» Consigne: D'après le texte sur les recherches de l'AWI dans le delta de la Léna, quelle est la profondeur du puits foré dans le permafrost à Sardakh ?

» Texte extrait:
Les vallées arpentées six heures durant par les chercheurs de l’AWI ruissellent d’eau. « Nous voulons comprendre si l’eau qui irrigue le terrain provient des précipitations saisonnières ou si elle résulte des blocs de glace qui fondent avec la dégradation des sols », explique la géomorphologue Anne Morgenstern, sac à dos rempli d’échantillons d’eau prélevés tout au long du trajet et carnet de notes à portée de main.


Chaque année, Nico Bornemann, ingénieur de l'AWI, fait le déplacement jusqu'à Sardakh, une autre île du delta de la Léna, où a été foré un puits de 100m de profondeur dans le permafrost. Il n'a pas d'autre choix que de venir sur place pour recueillir les données de température transmises par les capteurs tapissant le puits .

Dans la toundra humide et tourbeuse de Sardakh, un étudiant de l'institut allemand pour la recherche polaire et marine plante la tige graduée afin d'évaluer l'épaisseur de sol dégelé. Les chercheurs découpent aussi des échantillons de sol pour en examiner leur composition et leur température.

Première mission dans le delta de la Léna pour Katharina Anders. Cette étudiante en géoinformatique arctique, ici sur la plage de Sardakh, s'arrête devant une falaise éboulée sous l'effet combiné du dégel du permafrost et de l'érosion côtière.

» Liste des entrées:
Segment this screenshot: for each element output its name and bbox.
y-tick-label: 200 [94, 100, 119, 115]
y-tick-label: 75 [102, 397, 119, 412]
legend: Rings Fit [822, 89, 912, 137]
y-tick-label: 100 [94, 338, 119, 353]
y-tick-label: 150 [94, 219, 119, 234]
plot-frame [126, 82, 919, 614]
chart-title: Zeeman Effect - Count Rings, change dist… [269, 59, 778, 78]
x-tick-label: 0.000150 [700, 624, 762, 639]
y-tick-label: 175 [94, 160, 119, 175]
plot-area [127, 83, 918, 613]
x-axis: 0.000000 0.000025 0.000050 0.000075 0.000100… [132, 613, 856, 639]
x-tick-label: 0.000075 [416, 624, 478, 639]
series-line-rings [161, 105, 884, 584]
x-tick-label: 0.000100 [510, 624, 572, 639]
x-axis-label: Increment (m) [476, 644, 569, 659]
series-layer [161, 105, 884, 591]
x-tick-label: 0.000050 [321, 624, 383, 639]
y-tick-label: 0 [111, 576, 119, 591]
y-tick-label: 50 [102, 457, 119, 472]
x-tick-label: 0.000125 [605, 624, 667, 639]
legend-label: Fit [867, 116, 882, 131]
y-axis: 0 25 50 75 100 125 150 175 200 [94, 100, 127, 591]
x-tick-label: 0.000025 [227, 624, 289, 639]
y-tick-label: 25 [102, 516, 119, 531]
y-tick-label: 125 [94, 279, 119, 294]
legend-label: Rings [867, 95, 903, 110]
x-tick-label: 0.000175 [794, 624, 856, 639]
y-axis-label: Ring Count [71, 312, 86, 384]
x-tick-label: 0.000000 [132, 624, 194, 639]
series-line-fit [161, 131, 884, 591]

» Réponse rédigée: Le puits a une profondeur de 100 m.